• **Dataset content**:
━━━━

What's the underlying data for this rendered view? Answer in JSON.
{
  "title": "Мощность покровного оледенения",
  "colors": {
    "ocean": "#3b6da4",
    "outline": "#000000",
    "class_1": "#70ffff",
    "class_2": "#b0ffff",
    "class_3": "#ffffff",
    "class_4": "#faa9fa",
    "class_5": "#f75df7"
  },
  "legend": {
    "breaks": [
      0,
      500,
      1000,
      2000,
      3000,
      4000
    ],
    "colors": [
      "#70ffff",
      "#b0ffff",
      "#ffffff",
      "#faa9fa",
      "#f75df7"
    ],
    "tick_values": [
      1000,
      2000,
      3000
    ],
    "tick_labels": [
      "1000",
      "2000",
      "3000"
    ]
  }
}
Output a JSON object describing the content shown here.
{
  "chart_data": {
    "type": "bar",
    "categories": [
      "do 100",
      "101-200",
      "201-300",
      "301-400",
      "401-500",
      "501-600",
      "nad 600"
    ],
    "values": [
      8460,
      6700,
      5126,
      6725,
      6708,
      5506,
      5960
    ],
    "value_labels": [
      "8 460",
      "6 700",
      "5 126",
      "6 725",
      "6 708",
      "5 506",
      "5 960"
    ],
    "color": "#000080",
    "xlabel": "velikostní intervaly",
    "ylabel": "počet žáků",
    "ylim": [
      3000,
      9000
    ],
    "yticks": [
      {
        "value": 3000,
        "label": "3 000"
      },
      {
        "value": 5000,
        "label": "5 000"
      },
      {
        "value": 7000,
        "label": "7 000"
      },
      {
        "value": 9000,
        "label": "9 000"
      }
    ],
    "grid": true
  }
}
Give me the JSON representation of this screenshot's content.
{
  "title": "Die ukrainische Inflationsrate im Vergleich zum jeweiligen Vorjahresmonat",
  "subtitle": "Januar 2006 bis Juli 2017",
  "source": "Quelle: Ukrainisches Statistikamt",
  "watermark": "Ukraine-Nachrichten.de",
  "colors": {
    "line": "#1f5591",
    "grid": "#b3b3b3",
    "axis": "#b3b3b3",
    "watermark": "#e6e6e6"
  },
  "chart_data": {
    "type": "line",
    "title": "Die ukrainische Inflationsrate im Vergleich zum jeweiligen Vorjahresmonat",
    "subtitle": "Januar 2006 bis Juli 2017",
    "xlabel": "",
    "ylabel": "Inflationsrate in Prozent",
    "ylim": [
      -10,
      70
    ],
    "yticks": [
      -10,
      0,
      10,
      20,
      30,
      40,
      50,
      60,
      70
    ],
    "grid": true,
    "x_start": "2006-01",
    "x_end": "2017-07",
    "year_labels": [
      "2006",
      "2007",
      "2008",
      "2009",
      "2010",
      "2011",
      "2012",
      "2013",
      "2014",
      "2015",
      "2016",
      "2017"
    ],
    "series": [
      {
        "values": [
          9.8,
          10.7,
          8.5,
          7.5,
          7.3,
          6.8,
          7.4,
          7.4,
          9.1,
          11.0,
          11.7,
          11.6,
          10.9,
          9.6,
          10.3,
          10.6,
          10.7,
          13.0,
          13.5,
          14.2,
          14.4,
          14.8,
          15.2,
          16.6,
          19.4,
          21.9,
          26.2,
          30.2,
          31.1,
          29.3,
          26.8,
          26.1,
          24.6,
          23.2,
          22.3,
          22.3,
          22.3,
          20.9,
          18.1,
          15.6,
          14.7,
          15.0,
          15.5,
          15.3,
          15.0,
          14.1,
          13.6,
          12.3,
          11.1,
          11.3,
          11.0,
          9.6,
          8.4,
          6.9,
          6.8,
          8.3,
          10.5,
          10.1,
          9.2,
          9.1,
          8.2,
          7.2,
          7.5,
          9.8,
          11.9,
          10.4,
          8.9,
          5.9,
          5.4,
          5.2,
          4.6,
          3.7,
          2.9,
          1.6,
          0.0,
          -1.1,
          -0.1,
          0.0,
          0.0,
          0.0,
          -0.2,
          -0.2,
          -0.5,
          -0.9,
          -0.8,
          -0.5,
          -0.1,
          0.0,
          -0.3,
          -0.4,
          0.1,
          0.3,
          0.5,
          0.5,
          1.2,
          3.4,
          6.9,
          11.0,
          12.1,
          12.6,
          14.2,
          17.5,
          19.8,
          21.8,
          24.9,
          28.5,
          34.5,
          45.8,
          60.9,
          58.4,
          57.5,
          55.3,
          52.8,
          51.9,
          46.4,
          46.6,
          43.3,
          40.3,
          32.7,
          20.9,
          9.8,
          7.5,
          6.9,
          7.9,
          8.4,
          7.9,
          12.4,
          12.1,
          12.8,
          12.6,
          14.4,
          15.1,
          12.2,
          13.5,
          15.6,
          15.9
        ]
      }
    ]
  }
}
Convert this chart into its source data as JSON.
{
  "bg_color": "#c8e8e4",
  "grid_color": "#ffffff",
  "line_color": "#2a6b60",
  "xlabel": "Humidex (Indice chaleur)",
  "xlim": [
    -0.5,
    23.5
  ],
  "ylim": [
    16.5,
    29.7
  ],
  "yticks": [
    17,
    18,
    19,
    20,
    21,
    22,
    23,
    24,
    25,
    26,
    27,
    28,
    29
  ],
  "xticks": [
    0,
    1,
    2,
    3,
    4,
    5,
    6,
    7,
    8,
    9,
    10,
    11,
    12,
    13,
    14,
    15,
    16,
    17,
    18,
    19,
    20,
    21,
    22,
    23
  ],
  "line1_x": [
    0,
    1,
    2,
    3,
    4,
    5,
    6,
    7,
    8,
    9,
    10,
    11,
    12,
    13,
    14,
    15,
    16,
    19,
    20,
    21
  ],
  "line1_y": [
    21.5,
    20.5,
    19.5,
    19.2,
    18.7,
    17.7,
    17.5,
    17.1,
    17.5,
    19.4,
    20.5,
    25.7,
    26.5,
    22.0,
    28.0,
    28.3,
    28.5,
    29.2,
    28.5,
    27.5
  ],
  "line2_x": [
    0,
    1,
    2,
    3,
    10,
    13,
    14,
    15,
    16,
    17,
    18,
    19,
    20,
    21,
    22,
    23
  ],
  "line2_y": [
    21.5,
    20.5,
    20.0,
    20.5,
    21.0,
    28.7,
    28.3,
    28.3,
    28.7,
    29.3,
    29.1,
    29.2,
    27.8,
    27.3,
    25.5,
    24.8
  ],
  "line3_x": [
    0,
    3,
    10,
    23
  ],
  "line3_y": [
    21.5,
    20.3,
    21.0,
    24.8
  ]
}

━━━━

Exactly as shown above, return every record.

• **Exercise answer**:
What's the underlying data for this rendered view? Answer in JSON.
{
  "title": "Мощность покровного оледенения",
  "colors": {
    "ocean": "#3b6da4",
    "outline": "#000000",
    "class_1": "#70ffff",
    "class_2": "#b0ffff",
    "class_3": "#ffffff",
    "class_4": "#faa9fa",
    "class_5": "#f75df7"
  },
  "legend": {
    "breaks": [
      0,
      500,
      1000,
      2000,
      3000,
      4000
    ],
    "colors": [
      "#70ffff",
      "#b0ffff",
      "#ffffff",
      "#faa9fa",
      "#f75df7"
    ],
    "tick_values": [
      1000,
      2000,
      3000
    ],
    "tick_labels": [
      "1000",
      "2000",
      "3000"
    ]
  }
}
Output a JSON object describing the content shown here.
{
  "chart_data": {
    "type": "bar",
    "categories": [
      "do 100",
      "101-200",
      "201-300",
      "301-400",
      "401-500",
      "501-600",
      "nad 600"
    ],
    "values": [
      8460,
      6700,
      5126,
      6725,
      6708,
      5506,
      5960
    ],
    "value_labels": [
      "8 460",
      "6 700",
      "5 126",
      "6 725",
      "6 708",
      "5 506",
      "5 960"
    ],
    "color": "#000080",
    "xlabel": "velikostní intervaly",
    "ylabel": "počet žáků",
    "ylim": [
      3000,
      9000
    ],
    "yticks": [
      {
        "value": 3000,
        "label": "3 000"
      },
      {
        "value": 5000,
        "label": "5 000"
      },
      {
        "value": 7000,
        "label": "7 000"
      },
      {
        "value": 9000,
        "label": "9 000"
      }
    ],
    "grid": true
  }
}
Give me the JSON representation of this screenshot's content.
{
  "title": "Die ukrainische Inflationsrate im Vergleich zum jeweiligen Vorjahresmonat",
  "subtitle": "Januar 2006 bis Juli 2017",
  "source": "Quelle: Ukrainisches Statistikamt",
  "watermark": "Ukraine-Nachrichten.de",
  "colors": {
    "line": "#1f5591",
    "grid": "#b3b3b3",
    "axis": "#b3b3b3",
    "watermark": "#e6e6e6"
  },
  "chart_data": {
    "type": "line",
    "title": "Die ukrainische Inflationsrate im Vergleich zum jeweiligen Vorjahresmonat",
    "subtitle": "Januar 2006 bis Juli 2017",
    "xlabel": "",
    "ylabel": "Inflationsrate in Prozent",
    "ylim": [
      -10,
      70
    ],
    "yticks": [
      -10,
      0,
      10,
      20,
      30,
      40,
      50,
      60,
      70
    ],
    "grid": true,
    "x_start": "2006-01",
    "x_end": "2017-07",
    "year_labels": [
      "2006",
      "2007",
      "2008",
      "2009",
      "2010",
      "2011",
      "2012",
      "2013",
      "2014",
      "2015",
      "2016",
      "2017"
    ],
    "series": [
      {
        "values": [
          9.8,
          10.7,
          8.5,
          7.5,
          7.3,
          6.8,
          7.4,
          7.4,
          9.1,
          11.0,
          11.7,
          11.6,
          10.9,
          9.6,
          10.3,
          10.6,
          10.7,
          13.0,
          13.5,
          14.2,
          14.4,
          14.8,
          15.2,
          16.6,
          19.4,
          21.9,
          26.2,
          30.2,
          31.1,
          29.3,
          26.8,
          26.1,
          24.6,
          23.2,
          22.3,
          22.3,
          22.3,
          20.9,
          18.1,
          15.6,
          14.7,
          15.0,
          15.5,
          15.3,
          15.0,
          14.1,
          13.6,
          12.3,
          11.1,
          11.3,
          11.0,
          9.6,
          8.4,
          6.9,
          6.8,
          8.3,
          10.5,
          10.1,
          9.2,
          9.1,
          8.2,
          7.2,
          7.5,
          9.8,
          11.9,
          10.4,
          8.9,
          5.9,
          5.4,
          5.2,
          4.6,
          3.7,
          2.9,
          1.6,
          0.0,
          -1.1,
          -0.1,
          0.0,
          0.0,
          0.0,
          -0.2,
          -0.2,
          -0.5,
          -0.9,
          -0.8,
          -0.5,
          -0.1,
          0.0,
          -0.3,
          -0.4,
          0.1,
          0.3,
          0.5,
          0.5,
          1.2,
          3.4,
          6.9,
          11.0,
          12.1,
          12.6,
          14.2,
          17.5,
          19.8,
          21.8,
          24.9,
          28.5,
          34.5,
          45.8,
          60.9,
          58.4,
          57.5,
          55.3,
          52.8,
          51.9,
          46.4,
          46.6,
          43.3,
          40.3,
          32.7,
          20.9,
          9.8,
          7.5,
          6.9,
          7.9,
          8.4,
          7.9,
          12.4,
          12.1,
          12.8,
          12.6,
          14.4,
          15.1,
          12.2,
          13.5,
          15.6,
          15.9
        ]
      }
    ]
  }
}
Convert this chart into its source data as JSON.
{
  "bg_color": "#c8e8e4",
  "grid_color": "#ffffff",
  "line_color": "#2a6b60",
  "xlabel": "Humidex (Indice chaleur)",
  "xlim": [
    -0.5,
    23.5
  ],
  "ylim": [
    16.5,
    29.7
  ],
  "yticks": [
    17,
    18,
    19,
    20,
    21,
    22,
    23,
    24,
    25,
    26,
    27,
    28,
    29
  ],
  "xticks": [
    0,
    1,
    2,
    3,
    4,
    5,
    6,
    7,
    8,
    9,
    10,
    11,
    12,
    13,
    14,
    15,
    16,
    17,
    18,
    19,
    20,
    21,
    22,
    23
  ],
  "line1_x": [
    0,
    1,
    2,
    3,
    4,
    5,
    6,
    7,
    8,
    9,
    10,
    11,
    12,
    13,
    14,
    15,
    16,
    19,
    20,
    21
  ],
  "line1_y": [
    21.5,
    20.5,
    19.5,
    19.2,
    18.7,
    17.7,
    17.5,
    17.1,
    17.5,
    19.4,
    20.5,
    25.7,
    26.5,
    22.0,
    28.0,
    28.3,
    28.5,
    29.2,
    28.5,
    27.5
  ],
  "line2_x": [
    0,
    1,
    2,
    3,
    10,
    13,
    14,
    15,
    16,
    17,
    18,
    19,
    20,
    21,
    22,
    23
  ],
  "line2_y": [
    21.5,
    20.5,
    20.0,
    20.5,
    21.0,
    28.7,
    28.3,
    28.3,
    28.7,
    29.3,
    29.1,
    29.2,
    27.8,
    27.3,
    25.5,
    24.8
  ],
  "line3_x": [
    0,
    3,
    10,
    23
  ],
  "line3_y": [
    21.5,
    20.3,
    21.0,
    24.8
  ]
}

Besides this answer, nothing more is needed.